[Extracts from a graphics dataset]
--

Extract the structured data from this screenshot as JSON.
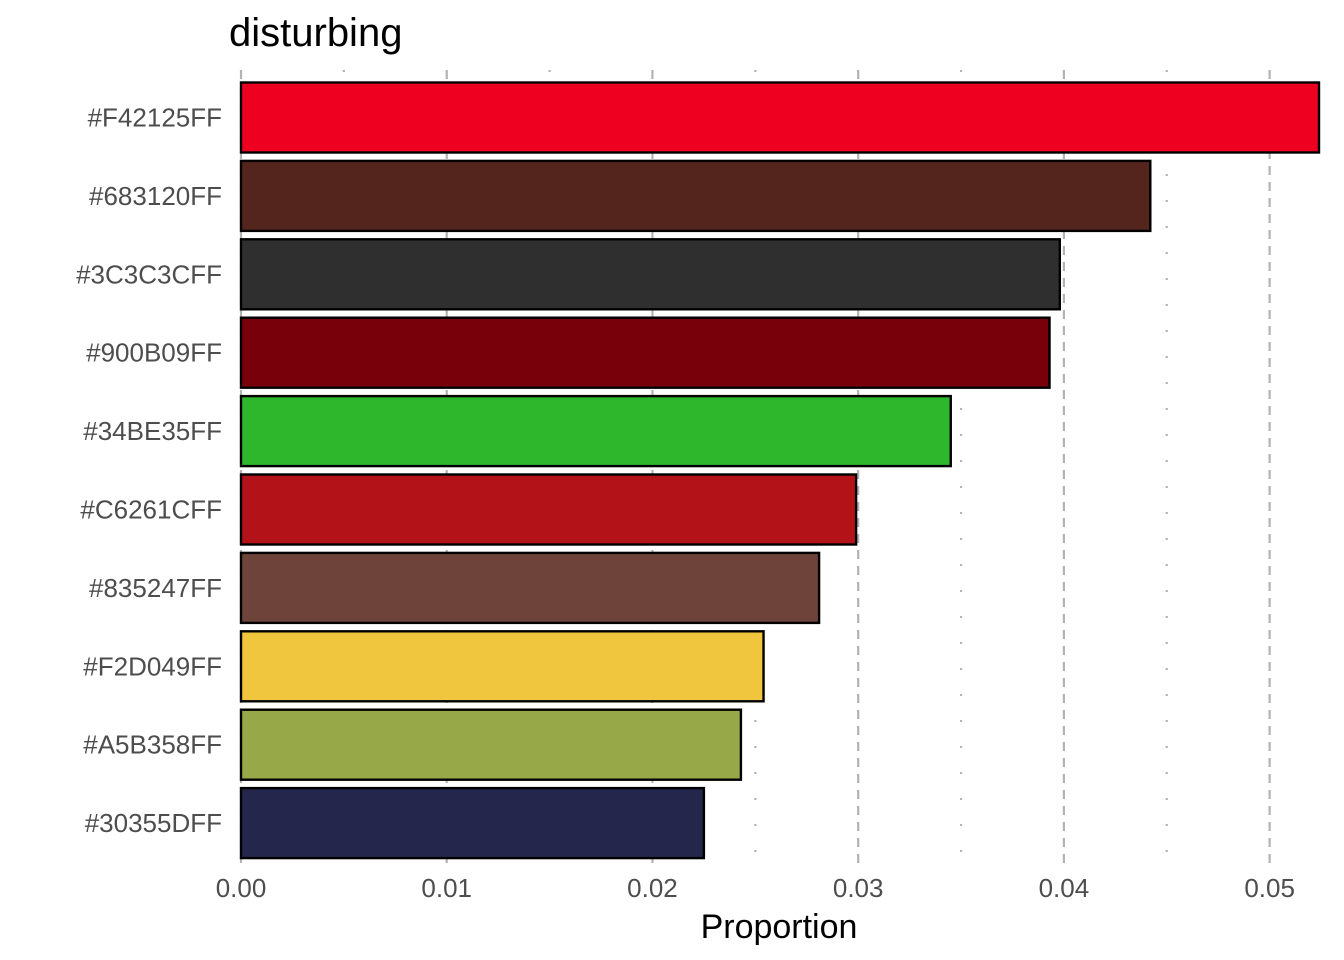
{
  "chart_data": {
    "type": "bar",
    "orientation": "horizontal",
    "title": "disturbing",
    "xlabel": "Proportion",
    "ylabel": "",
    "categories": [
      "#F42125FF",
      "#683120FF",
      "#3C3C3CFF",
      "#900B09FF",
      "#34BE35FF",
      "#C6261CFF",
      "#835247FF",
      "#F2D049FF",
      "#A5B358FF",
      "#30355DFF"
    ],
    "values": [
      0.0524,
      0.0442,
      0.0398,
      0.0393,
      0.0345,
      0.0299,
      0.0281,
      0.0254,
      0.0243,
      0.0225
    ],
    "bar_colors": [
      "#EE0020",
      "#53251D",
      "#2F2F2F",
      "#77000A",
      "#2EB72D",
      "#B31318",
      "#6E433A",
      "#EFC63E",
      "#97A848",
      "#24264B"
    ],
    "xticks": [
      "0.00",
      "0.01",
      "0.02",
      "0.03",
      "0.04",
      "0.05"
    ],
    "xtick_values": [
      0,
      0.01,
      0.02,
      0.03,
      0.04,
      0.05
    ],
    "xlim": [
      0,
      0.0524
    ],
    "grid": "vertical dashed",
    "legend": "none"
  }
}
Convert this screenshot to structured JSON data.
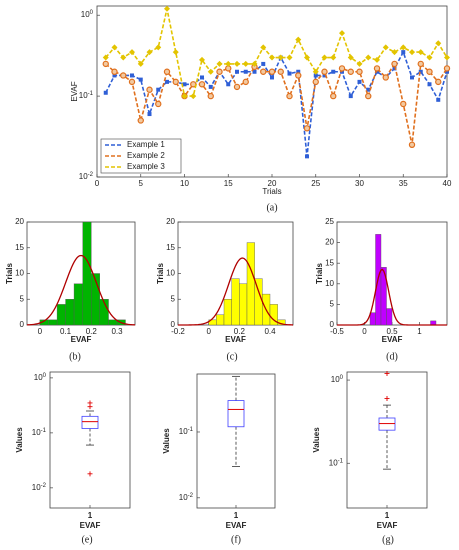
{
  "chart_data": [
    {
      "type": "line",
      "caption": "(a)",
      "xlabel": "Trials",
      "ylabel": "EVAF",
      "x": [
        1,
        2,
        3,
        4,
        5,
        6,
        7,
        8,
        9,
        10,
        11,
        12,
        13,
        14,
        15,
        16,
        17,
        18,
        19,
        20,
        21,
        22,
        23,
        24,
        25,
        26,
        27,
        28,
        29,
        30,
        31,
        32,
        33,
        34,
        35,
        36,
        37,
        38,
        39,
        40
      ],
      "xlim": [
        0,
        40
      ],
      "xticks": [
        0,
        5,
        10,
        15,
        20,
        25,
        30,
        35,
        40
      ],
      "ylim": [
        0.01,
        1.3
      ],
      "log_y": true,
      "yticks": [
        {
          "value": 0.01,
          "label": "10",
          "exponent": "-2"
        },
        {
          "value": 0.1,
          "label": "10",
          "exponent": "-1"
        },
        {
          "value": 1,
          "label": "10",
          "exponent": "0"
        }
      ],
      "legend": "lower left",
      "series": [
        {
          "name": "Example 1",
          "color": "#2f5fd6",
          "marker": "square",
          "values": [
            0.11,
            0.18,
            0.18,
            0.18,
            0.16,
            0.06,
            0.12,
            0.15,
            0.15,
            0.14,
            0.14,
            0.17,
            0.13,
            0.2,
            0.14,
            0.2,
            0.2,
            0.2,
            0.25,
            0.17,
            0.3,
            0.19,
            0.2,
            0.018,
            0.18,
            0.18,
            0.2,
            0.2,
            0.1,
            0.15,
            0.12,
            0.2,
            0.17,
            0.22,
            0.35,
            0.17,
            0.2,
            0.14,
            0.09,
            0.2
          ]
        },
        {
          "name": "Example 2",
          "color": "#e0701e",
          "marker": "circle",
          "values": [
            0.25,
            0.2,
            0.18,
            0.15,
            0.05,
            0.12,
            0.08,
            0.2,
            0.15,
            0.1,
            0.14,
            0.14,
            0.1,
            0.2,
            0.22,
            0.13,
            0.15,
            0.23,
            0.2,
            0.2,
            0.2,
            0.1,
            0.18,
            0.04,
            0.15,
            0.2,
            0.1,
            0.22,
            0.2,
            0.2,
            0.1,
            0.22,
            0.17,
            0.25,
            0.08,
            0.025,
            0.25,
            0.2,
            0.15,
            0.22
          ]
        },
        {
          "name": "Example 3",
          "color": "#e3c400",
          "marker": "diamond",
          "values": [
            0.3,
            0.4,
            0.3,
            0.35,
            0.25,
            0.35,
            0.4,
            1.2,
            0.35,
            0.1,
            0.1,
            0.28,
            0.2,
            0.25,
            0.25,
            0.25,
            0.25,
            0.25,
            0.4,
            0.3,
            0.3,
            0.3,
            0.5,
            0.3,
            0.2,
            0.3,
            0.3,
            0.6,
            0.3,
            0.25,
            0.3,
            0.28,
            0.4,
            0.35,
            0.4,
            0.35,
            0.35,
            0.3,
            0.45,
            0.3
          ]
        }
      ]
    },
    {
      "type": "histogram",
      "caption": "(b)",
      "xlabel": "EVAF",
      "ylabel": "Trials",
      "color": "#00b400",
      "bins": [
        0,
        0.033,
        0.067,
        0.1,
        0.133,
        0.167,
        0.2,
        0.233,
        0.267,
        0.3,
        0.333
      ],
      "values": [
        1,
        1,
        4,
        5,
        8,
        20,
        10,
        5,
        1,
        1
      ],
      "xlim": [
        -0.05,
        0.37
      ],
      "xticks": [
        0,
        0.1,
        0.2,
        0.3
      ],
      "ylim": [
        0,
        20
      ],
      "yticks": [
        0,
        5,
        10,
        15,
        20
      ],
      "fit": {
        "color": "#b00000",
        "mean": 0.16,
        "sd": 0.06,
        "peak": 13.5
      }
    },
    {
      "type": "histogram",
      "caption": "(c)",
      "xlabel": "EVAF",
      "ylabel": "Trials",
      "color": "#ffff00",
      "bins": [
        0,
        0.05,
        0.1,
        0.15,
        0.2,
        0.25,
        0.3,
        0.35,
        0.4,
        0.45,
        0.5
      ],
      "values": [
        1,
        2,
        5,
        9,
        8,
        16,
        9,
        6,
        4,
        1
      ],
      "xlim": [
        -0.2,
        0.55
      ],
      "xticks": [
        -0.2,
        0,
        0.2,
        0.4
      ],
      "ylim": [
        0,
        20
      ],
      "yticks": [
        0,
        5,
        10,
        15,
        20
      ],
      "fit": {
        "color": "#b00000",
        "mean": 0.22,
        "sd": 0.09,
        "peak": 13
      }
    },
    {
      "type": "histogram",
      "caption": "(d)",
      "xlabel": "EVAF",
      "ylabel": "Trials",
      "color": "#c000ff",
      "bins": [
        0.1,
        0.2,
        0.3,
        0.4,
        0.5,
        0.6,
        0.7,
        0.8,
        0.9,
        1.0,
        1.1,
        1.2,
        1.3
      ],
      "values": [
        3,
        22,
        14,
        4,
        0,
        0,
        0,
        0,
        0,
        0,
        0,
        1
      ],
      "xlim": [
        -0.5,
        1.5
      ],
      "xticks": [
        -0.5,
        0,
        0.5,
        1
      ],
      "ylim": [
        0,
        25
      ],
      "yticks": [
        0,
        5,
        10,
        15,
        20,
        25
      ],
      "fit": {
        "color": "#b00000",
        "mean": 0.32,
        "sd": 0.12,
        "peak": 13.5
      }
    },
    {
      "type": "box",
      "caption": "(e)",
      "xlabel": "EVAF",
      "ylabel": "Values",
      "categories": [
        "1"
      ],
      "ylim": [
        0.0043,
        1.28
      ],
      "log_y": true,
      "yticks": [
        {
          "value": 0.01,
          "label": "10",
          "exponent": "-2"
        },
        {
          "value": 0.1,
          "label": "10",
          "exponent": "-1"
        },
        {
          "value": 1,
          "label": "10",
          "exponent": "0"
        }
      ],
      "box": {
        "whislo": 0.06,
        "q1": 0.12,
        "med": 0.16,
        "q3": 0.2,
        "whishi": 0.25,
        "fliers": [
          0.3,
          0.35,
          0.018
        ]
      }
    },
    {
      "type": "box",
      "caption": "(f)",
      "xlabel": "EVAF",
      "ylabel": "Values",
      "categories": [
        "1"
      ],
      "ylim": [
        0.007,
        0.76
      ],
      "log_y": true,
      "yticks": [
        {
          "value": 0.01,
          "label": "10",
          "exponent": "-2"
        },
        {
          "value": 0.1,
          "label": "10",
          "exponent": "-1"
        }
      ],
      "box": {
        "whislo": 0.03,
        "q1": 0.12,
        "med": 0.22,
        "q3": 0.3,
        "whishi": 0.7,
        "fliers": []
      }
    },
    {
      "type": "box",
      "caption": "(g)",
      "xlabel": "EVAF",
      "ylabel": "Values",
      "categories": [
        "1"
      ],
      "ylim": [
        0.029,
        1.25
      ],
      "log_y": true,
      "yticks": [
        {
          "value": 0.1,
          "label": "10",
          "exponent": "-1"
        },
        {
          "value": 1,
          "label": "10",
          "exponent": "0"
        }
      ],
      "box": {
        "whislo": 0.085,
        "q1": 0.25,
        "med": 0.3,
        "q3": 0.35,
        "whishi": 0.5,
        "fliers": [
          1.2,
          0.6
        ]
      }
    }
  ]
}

--

• **Given instruction**: Copy out every line of the listing that contains the string "structured".

• **Task solution**:
Extract the structured data from this screenshot as JSON.
Convert this screenshot to structured JSON data.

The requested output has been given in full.